▶ [Set problem]: Keep only the lines of the listing that include the word "image", and copy them.

[Recorded data]
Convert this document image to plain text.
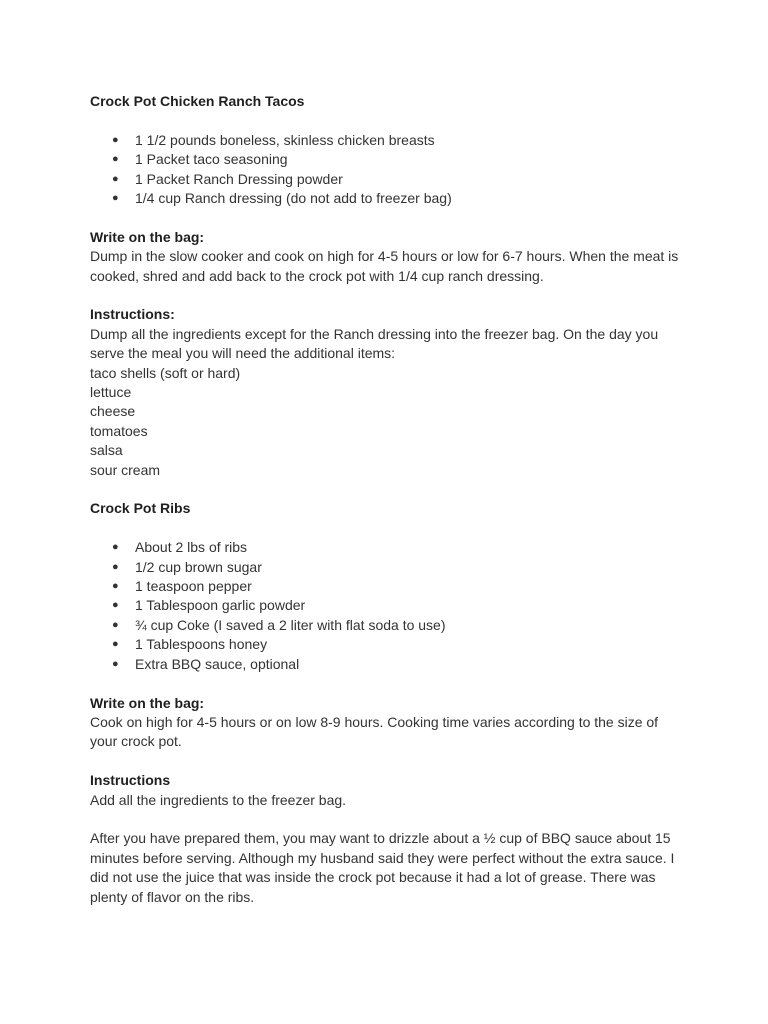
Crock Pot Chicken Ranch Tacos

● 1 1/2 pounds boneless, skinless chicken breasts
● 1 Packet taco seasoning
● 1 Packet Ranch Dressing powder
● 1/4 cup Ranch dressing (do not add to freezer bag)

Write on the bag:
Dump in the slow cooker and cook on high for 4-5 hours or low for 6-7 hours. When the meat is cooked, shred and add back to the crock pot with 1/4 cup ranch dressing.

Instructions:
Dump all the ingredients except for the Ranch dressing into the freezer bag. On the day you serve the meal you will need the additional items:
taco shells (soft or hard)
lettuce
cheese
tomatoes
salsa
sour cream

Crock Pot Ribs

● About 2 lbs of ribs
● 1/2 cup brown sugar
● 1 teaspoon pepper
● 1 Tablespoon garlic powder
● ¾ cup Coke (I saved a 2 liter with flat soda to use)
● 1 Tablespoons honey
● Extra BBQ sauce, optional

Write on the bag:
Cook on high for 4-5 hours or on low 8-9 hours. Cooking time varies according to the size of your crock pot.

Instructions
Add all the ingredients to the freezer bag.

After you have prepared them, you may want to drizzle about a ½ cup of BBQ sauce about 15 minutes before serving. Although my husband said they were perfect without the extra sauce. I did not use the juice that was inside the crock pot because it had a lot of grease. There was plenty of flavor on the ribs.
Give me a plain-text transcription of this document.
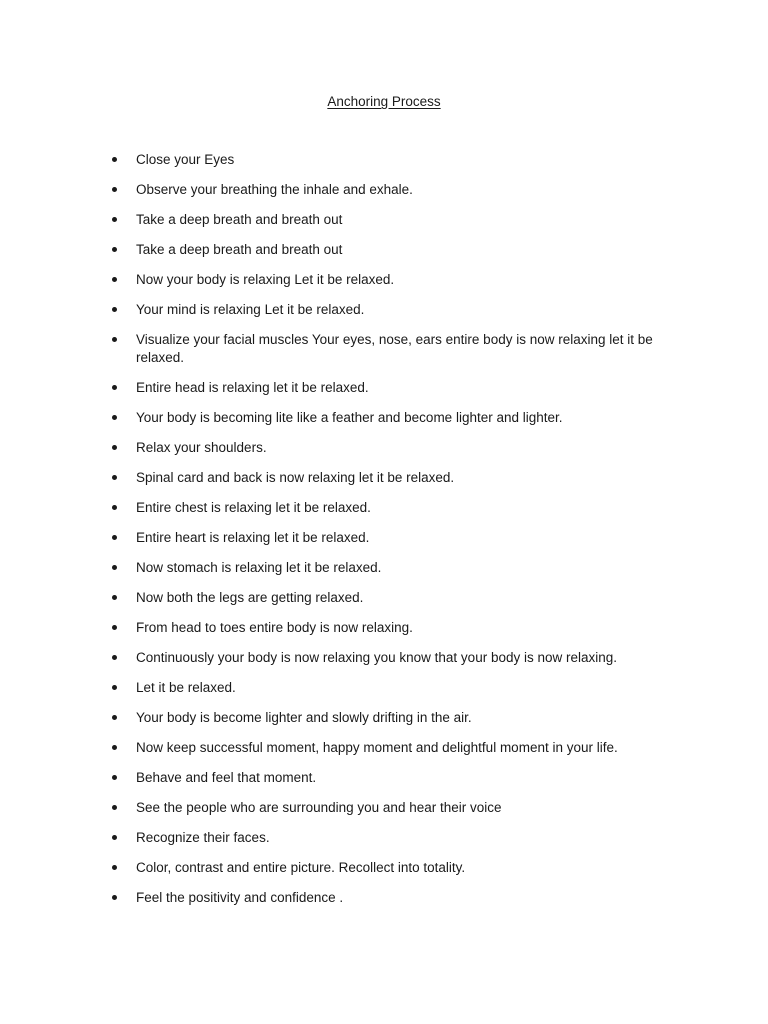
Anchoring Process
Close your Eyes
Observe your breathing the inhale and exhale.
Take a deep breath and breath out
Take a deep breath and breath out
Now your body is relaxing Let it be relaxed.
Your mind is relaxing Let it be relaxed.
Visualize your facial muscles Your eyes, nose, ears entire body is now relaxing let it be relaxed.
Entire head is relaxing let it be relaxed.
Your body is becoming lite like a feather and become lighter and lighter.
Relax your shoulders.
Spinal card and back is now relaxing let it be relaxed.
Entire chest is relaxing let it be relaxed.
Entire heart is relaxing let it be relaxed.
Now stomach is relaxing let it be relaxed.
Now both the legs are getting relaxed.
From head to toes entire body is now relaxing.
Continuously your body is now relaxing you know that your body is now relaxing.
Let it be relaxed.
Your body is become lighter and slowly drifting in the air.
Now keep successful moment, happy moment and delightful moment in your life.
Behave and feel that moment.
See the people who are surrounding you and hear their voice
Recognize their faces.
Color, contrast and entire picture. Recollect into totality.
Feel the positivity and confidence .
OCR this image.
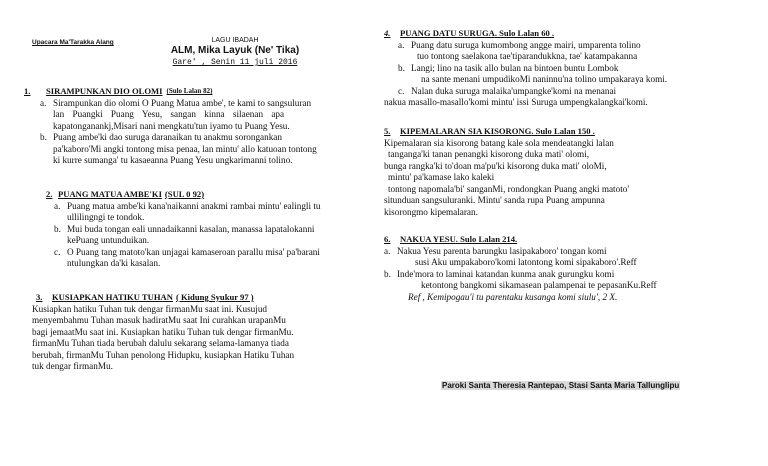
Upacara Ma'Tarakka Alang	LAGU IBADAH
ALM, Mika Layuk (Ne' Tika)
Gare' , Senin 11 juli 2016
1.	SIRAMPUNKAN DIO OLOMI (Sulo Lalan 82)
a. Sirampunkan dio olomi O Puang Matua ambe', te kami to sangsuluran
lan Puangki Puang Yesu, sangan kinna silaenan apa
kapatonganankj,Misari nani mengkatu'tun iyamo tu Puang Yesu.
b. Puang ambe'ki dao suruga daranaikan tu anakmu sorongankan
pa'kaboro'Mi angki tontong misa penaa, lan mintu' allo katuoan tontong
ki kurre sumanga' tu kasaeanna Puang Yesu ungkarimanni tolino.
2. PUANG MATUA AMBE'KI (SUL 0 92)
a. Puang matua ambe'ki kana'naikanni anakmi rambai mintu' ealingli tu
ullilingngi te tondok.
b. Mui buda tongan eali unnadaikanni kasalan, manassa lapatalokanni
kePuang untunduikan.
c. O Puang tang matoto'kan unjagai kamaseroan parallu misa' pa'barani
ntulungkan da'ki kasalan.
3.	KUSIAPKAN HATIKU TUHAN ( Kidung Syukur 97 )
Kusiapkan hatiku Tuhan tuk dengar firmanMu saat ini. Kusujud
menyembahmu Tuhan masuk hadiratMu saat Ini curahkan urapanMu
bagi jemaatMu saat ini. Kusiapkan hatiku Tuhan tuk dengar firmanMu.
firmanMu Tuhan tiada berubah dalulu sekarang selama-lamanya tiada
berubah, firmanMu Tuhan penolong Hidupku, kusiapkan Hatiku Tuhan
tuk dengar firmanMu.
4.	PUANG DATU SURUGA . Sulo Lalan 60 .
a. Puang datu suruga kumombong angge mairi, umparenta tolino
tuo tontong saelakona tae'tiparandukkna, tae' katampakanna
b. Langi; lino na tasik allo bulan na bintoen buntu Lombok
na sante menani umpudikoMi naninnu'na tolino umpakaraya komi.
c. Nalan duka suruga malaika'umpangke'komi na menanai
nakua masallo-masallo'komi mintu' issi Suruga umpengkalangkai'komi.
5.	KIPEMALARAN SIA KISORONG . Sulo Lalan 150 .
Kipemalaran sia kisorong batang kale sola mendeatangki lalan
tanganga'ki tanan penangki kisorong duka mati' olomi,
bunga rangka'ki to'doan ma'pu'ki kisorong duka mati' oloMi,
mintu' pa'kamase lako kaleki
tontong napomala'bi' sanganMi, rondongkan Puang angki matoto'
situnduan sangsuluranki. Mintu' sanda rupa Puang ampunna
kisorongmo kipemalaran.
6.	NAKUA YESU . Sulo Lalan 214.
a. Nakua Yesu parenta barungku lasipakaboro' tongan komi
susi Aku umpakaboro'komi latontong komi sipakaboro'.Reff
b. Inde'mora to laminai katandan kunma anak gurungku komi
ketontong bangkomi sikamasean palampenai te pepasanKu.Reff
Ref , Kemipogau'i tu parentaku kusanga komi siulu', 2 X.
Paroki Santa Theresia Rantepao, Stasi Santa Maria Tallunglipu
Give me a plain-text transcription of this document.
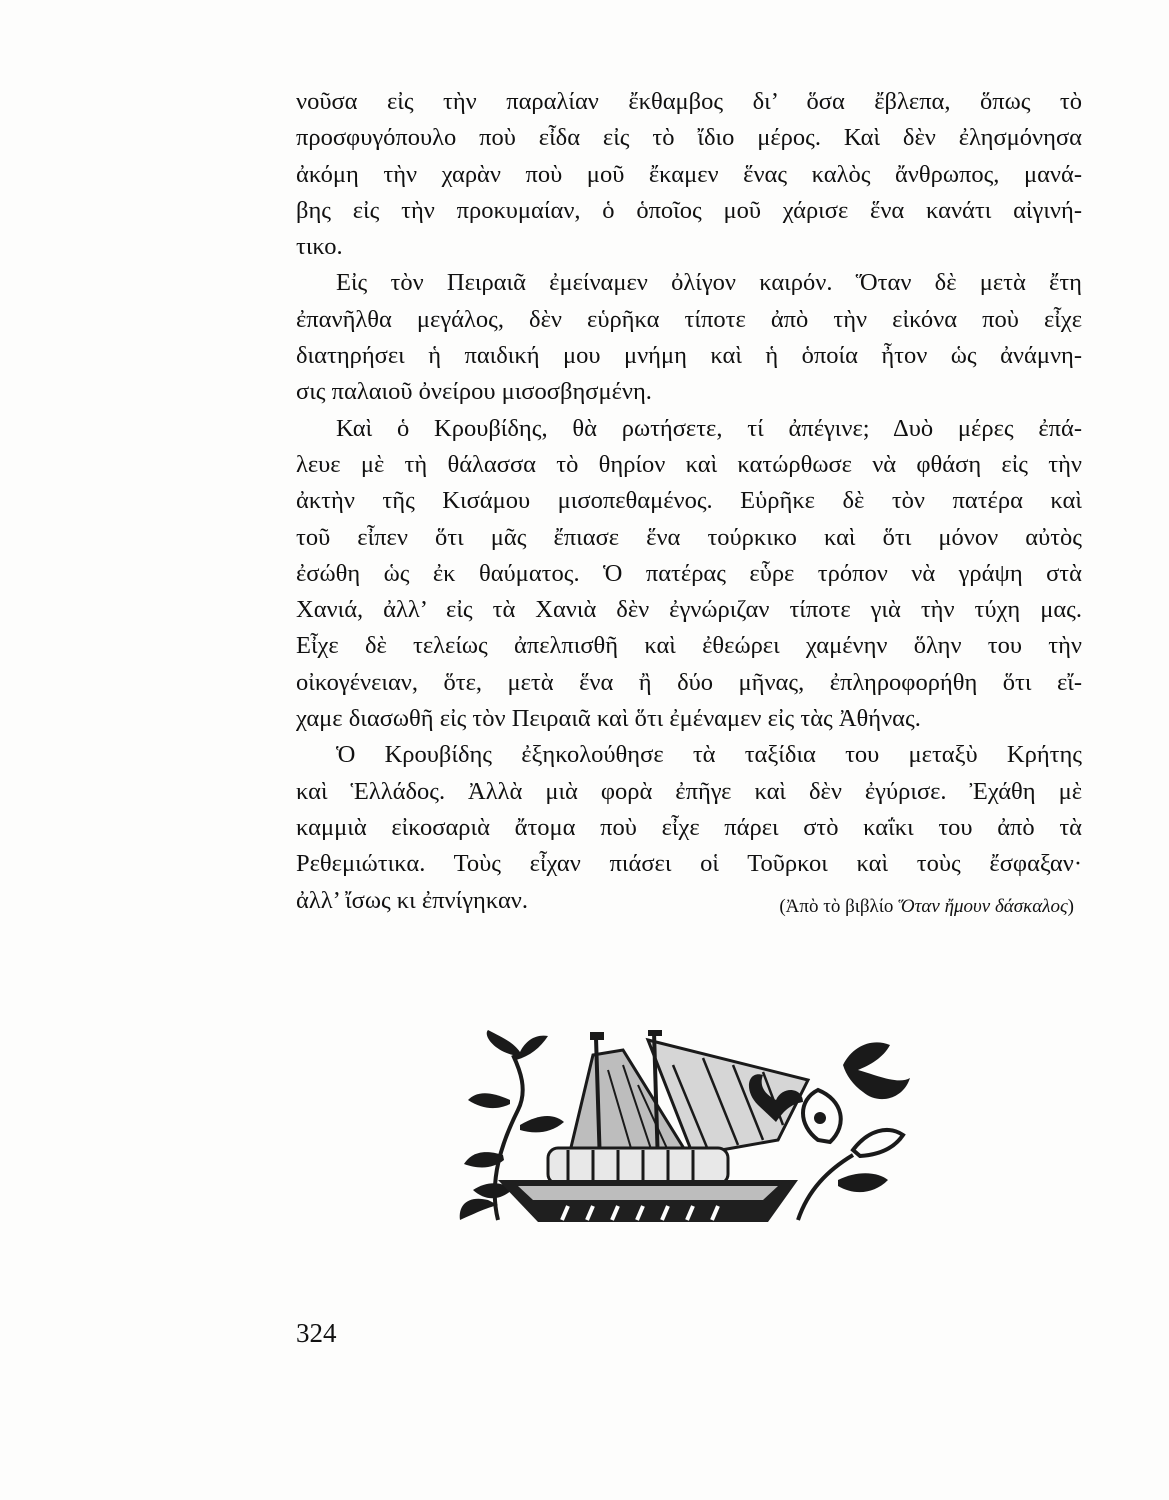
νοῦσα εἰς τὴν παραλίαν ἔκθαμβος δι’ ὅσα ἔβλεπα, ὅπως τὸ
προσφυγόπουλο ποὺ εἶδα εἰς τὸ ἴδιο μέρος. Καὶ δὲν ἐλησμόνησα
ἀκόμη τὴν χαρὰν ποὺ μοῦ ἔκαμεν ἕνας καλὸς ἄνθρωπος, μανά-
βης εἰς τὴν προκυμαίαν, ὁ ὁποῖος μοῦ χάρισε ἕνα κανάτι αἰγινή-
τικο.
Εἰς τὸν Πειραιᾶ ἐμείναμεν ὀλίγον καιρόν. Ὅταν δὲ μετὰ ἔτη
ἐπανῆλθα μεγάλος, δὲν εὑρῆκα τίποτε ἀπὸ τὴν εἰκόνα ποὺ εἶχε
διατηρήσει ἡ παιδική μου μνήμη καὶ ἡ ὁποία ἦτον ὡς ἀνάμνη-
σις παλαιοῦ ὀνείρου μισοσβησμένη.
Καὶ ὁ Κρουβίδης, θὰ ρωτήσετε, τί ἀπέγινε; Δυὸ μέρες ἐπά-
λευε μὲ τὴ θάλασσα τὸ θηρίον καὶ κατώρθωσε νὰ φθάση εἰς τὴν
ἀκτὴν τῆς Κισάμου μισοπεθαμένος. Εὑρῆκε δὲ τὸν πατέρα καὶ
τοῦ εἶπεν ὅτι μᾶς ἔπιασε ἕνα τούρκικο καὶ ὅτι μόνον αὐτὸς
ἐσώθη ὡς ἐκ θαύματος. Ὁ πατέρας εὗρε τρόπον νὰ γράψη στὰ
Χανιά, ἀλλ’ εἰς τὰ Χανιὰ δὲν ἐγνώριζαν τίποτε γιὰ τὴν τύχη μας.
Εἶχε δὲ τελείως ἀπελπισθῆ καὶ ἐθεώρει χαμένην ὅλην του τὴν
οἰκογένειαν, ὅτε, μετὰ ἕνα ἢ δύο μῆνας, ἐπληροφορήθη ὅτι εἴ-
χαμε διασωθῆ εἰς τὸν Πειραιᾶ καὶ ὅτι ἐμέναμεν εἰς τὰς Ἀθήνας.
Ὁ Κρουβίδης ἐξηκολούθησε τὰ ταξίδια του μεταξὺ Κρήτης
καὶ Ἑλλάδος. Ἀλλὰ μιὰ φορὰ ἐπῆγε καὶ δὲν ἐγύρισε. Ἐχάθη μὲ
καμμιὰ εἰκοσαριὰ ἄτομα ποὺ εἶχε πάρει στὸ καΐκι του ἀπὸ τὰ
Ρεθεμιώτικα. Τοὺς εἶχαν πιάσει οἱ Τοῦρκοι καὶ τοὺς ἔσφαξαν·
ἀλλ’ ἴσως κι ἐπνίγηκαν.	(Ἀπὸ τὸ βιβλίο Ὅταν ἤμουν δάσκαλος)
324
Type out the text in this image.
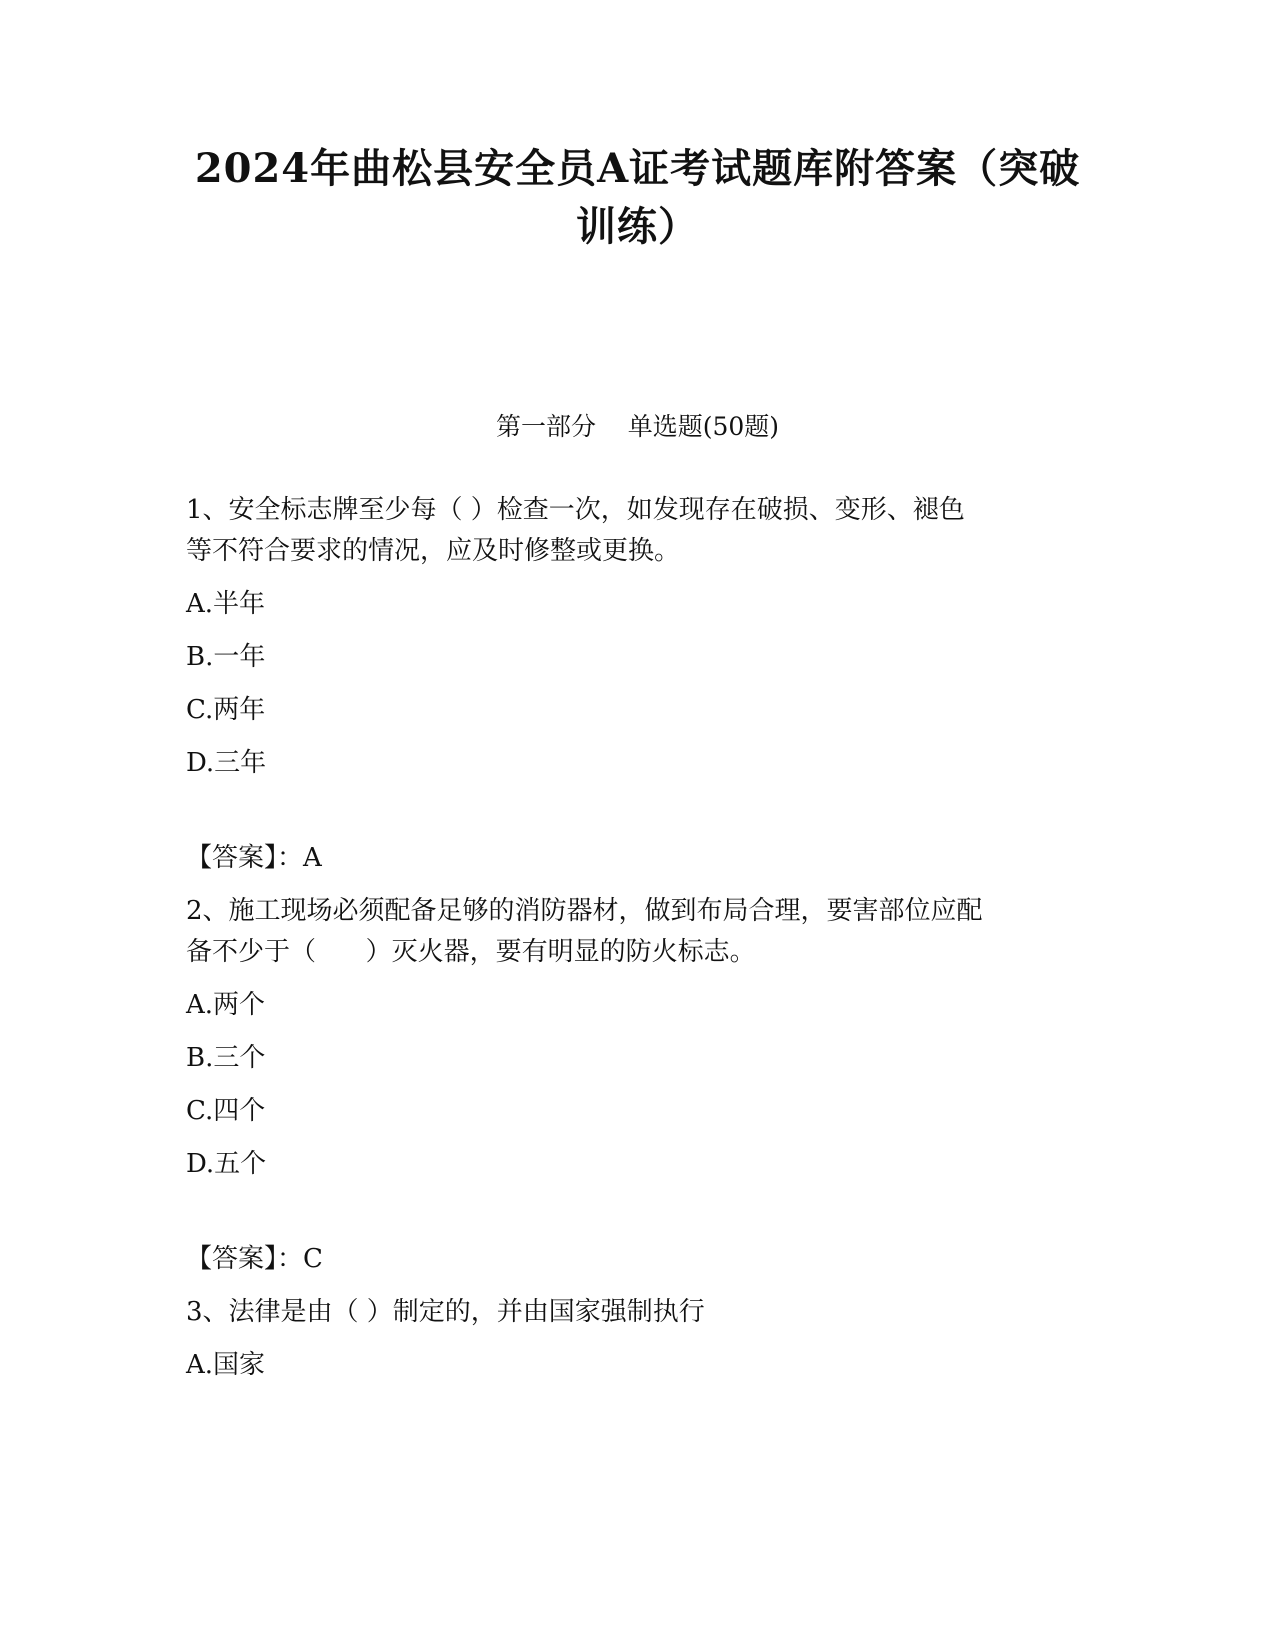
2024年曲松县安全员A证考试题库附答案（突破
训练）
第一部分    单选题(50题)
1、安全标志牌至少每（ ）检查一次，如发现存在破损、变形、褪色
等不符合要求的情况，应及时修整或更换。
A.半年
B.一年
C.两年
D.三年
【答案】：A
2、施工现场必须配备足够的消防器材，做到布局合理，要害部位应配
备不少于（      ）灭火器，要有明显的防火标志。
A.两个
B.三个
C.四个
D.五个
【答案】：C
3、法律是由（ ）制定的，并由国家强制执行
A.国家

▶ [In response]:
Convert this document image to plain text.
OCR this image.
Type out the text in this image.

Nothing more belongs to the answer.